▶ **What is asked**:
Your task is to repeat all of the material exactly.

(Figure contents as structured data)

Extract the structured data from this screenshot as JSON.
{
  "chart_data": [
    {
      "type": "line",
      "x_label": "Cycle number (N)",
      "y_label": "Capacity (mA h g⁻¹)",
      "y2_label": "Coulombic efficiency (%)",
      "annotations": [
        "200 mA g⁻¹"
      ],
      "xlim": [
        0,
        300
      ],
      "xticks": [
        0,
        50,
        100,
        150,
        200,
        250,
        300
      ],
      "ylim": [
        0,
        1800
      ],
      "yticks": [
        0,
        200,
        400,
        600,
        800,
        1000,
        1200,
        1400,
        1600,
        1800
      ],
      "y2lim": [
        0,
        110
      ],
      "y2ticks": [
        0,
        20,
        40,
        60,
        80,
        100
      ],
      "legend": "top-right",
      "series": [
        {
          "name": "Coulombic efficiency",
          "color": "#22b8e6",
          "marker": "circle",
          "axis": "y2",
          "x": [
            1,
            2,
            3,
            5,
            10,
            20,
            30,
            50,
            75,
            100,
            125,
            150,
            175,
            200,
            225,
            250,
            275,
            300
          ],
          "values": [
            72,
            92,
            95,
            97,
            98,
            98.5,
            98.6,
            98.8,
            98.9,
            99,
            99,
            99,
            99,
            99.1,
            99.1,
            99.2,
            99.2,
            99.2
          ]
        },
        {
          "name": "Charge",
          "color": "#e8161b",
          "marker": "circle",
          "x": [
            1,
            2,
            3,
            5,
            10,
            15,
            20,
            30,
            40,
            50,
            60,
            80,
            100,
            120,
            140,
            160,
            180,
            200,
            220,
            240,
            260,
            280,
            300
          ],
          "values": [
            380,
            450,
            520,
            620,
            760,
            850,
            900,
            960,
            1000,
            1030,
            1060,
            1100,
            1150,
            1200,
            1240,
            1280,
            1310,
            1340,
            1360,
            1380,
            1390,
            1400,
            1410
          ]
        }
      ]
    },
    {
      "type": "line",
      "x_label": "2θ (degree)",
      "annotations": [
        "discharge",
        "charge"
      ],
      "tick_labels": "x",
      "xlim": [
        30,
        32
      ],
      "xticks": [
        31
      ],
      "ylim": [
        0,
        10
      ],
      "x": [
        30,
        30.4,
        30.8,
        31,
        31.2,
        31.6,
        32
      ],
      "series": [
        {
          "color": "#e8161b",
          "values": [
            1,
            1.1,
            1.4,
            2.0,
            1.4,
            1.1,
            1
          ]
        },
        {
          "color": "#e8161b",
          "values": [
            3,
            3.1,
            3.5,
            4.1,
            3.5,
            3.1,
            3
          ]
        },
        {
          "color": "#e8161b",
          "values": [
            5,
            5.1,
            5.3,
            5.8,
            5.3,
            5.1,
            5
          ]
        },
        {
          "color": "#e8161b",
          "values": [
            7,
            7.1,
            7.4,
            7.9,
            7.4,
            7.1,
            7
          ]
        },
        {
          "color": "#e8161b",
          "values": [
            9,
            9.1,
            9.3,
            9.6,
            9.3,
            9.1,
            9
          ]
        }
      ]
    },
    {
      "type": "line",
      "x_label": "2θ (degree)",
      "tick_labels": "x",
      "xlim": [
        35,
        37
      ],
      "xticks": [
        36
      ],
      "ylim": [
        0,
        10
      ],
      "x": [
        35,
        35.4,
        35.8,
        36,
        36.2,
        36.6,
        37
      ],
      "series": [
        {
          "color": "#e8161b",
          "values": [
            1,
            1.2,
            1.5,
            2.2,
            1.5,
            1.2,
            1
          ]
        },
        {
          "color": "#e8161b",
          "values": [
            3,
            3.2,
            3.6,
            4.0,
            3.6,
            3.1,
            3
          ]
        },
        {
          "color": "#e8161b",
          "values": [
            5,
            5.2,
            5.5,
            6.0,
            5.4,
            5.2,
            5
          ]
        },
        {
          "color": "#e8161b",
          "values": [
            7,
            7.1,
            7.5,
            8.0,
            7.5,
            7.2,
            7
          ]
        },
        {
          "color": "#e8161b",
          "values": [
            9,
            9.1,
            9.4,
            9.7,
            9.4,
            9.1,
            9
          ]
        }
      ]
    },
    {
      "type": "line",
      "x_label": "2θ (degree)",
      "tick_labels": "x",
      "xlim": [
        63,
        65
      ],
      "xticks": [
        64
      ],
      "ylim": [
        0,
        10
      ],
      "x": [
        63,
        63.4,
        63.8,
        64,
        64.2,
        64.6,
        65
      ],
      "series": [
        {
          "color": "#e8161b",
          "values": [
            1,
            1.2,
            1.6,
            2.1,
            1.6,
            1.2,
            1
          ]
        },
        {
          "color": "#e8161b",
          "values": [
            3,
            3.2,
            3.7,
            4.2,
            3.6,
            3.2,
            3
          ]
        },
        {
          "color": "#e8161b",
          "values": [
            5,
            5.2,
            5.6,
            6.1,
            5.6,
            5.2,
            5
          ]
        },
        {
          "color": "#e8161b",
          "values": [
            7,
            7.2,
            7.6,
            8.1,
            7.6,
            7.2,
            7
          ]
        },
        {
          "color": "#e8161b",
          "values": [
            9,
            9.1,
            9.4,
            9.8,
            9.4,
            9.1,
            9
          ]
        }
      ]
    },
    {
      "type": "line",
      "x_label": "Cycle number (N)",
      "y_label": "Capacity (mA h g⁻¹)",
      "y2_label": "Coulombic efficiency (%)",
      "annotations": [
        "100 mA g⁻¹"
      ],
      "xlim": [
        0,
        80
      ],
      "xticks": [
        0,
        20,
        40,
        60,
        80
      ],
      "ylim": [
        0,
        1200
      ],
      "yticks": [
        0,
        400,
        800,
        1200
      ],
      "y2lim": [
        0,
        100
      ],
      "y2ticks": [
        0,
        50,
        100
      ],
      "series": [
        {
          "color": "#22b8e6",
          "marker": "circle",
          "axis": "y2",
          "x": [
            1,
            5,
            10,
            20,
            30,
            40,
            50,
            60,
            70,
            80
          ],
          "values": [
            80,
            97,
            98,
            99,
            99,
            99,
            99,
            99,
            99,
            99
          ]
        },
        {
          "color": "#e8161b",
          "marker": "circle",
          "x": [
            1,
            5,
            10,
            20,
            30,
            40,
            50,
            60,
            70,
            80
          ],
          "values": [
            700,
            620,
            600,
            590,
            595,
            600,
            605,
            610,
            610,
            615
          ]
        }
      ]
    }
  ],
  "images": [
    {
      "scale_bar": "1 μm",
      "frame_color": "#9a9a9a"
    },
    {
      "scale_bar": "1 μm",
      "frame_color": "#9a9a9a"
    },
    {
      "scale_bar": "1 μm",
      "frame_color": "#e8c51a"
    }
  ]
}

▶ **Response below**:
Extract the structured data from this screenshot as JSON.
{
  "chart_data": [
    {
      "type": "line",
      "x_label": "Cycle number (N)",
      "y_label": "Capacity (mA h g⁻¹)",
      "y2_label": "Coulombic efficiency (%)",
      "annotations": [
        "200 mA g⁻¹"
      ],
      "xlim": [
        0,
        300
      ],
      "xticks": [
        0,
        50,
        100,
        150,
        200,
        250,
        300
      ],
      "ylim": [
        0,
        1800
      ],
      "yticks": [
        0,
        200,
        400,
        600,
        800,
        1000,
        1200,
        1400,
        1600,
        1800
      ],
      "y2lim": [
        0,
        110
      ],
      "y2ticks": [
        0,
        20,
        40,
        60,
        80,
        100
      ],
      "legend": "top-right",
      "series": [
        {
          "name": "Coulombic efficiency",
          "color": "#22b8e6",
          "marker": "circle",
          "axis": "y2",
          "x": [
            1,
            2,
            3,
            5,
            10,
            20,
            30,
            50,
            75,
            100,
            125,
            150,
            175,
            200,
            225,
            250,
            275,
            300
          ],
          "values": [
            72,
            92,
            95,
            97,
            98,
            98.5,
            98.6,
            98.8,
            98.9,
            99,
            99,
            99,
            99,
            99.1,
            99.1,
            99.2,
            99.2,
            99.2
          ]
        },
        {
          "name": "Charge",
          "color": "#e8161b",
          "marker": "circle",
          "x": [
            1,
            2,
            3,
            5,
            10,
            15,
            20,
            30,
            40,
            50,
            60,
            80,
            100,
            120,
            140,
            160,
            180,
            200,
            220,
            240,
            260,
            280,
            300
          ],
          "values": [
            380,
            450,
            520,
            620,
            760,
            850,
            900,
            960,
            1000,
            1030,
            1060,
            1100,
            1150,
            1200,
            1240,
            1280,
            1310,
            1340,
            1360,
            1380,
            1390,
            1400,
            1410
          ]
        }
      ]
    },
    {
      "type": "line",
      "x_label": "2θ (degree)",
      "annotations": [
        "discharge",
        "charge"
      ],
      "tick_labels": "x",
      "xlim": [
        30,
        32
      ],
      "xticks": [
        31
      ],
      "ylim": [
        0,
        10
      ],
      "x": [
        30,
        30.4,
        30.8,
        31,
        31.2,
        31.6,
        32
      ],
      "series": [
        {
          "color": "#e8161b",
          "values": [
            1,
            1.1,
            1.4,
            2.0,
            1.4,
            1.1,
            1
          ]
        },
        {
          "color": "#e8161b",
          "values": [
            3,
            3.1,
            3.5,
            4.1,
            3.5,
            3.1,
            3
          ]
        },
        {
          "color": "#e8161b",
          "values": [
            5,
            5.1,
            5.3,
            5.8,
            5.3,
            5.1,
            5
          ]
        },
        {
          "color": "#e8161b",
          "values": [
            7,
            7.1,
            7.4,
            7.9,
            7.4,
            7.1,
            7
          ]
        },
        {
          "color": "#e8161b",
          "values": [
            9,
            9.1,
            9.3,
            9.6,
            9.3,
            9.1,
            9
          ]
        }
      ]
    },
    {
      "type": "line",
      "x_label": "2θ (degree)",
      "tick_labels": "x",
      "xlim": [
        35,
        37
      ],
      "xticks": [
        36
      ],
      "ylim": [
        0,
        10
      ],
      "x": [
        35,
        35.4,
        35.8,
        36,
        36.2,
        36.6,
        37
      ],
      "series": [
        {
          "color": "#e8161b",
          "values": [
            1,
            1.2,
            1.5,
            2.2,
            1.5,
            1.2,
            1
          ]
        },
        {
          "color": "#e8161b",
          "values": [
            3,
            3.2,
            3.6,
            4.0,
            3.6,
            3.1,
            3
          ]
        },
        {
          "color": "#e8161b",
          "values": [
            5,
            5.2,
            5.5,
            6.0,
            5.4,
            5.2,
            5
          ]
        },
        {
          "color": "#e8161b",
          "values": [
            7,
            7.1,
            7.5,
            8.0,
            7.5,
            7.2,
            7
          ]
        },
        {
          "color": "#e8161b",
          "values": [
            9,
            9.1,
            9.4,
            9.7,
            9.4,
            9.1,
            9
          ]
        }
      ]
    },
    {
      "type": "line",
      "x_label": "2θ (degree)",
      "tick_labels": "x",
      "xlim": [
        63,
        65
      ],
      "xticks": [
        64
      ],
      "ylim": [
        0,
        10
      ],
      "x": [
        63,
        63.4,
        63.8,
        64,
        64.2,
        64.6,
        65
      ],
      "series": [
        {
          "color": "#e8161b",
          "values": [
            1,
            1.2,
            1.6,
            2.1,
            1.6,
            1.2,
            1
          ]
        },
        {
          "color": "#e8161b",
          "values": [
            3,
            3.2,
            3.7,
            4.2,
            3.6,
            3.2,
            3
          ]
        },
        {
          "color": "#e8161b",
          "values": [
            5,
            5.2,
            5.6,
            6.1,
            5.6,
            5.2,
            5
          ]
        },
        {
          "color": "#e8161b",
          "values": [
            7,
            7.2,
            7.6,
            8.1,
            7.6,
            7.2,
            7
          ]
        },
        {
          "color": "#e8161b",
          "values": [
            9,
            9.1,
            9.4,
            9.8,
            9.4,
            9.1,
            9
          ]
        }
      ]
    },
    {
      "type": "line",
      "x_label": "Cycle number (N)",
      "y_label": "Capacity (mA h g⁻¹)",
      "y2_label": "Coulombic efficiency (%)",
      "annotations": [
        "100 mA g⁻¹"
      ],
      "xlim": [
        0,
        80
      ],
      "xticks": [
        0,
        20,
        40,
        60,
        80
      ],
      "ylim": [
        0,
        1200
      ],
      "yticks": [
        0,
        400,
        800,
        1200
      ],
      "y2lim": [
        0,
        100
      ],
      "y2ticks": [
        0,
        50,
        100
      ],
      "series": [
        {
          "color": "#22b8e6",
          "marker": "circle",
          "axis": "y2",
          "x": [
            1,
            5,
            10,
            20,
            30,
            40,
            50,
            60,
            70,
            80
          ],
          "values": [
            80,
            97,
            98,
            99,
            99,
            99,
            99,
            99,
            99,
            99
          ]
        },
        {
          "color": "#e8161b",
          "marker": "circle",
          "x": [
            1,
            5,
            10,
            20,
            30,
            40,
            50,
            60,
            70,
            80
          ],
          "values": [
            700,
            620,
            600,
            590,
            595,
            600,
            605,
            610,
            610,
            615
          ]
        }
      ]
    }
  ],
  "images": [
    {
      "scale_bar": "1 μm",
      "frame_color": "#9a9a9a"
    },
    {
      "scale_bar": "1 μm",
      "frame_color": "#9a9a9a"
    },
    {
      "scale_bar": "1 μm",
      "frame_color": "#e8c51a"
    }
  ]
}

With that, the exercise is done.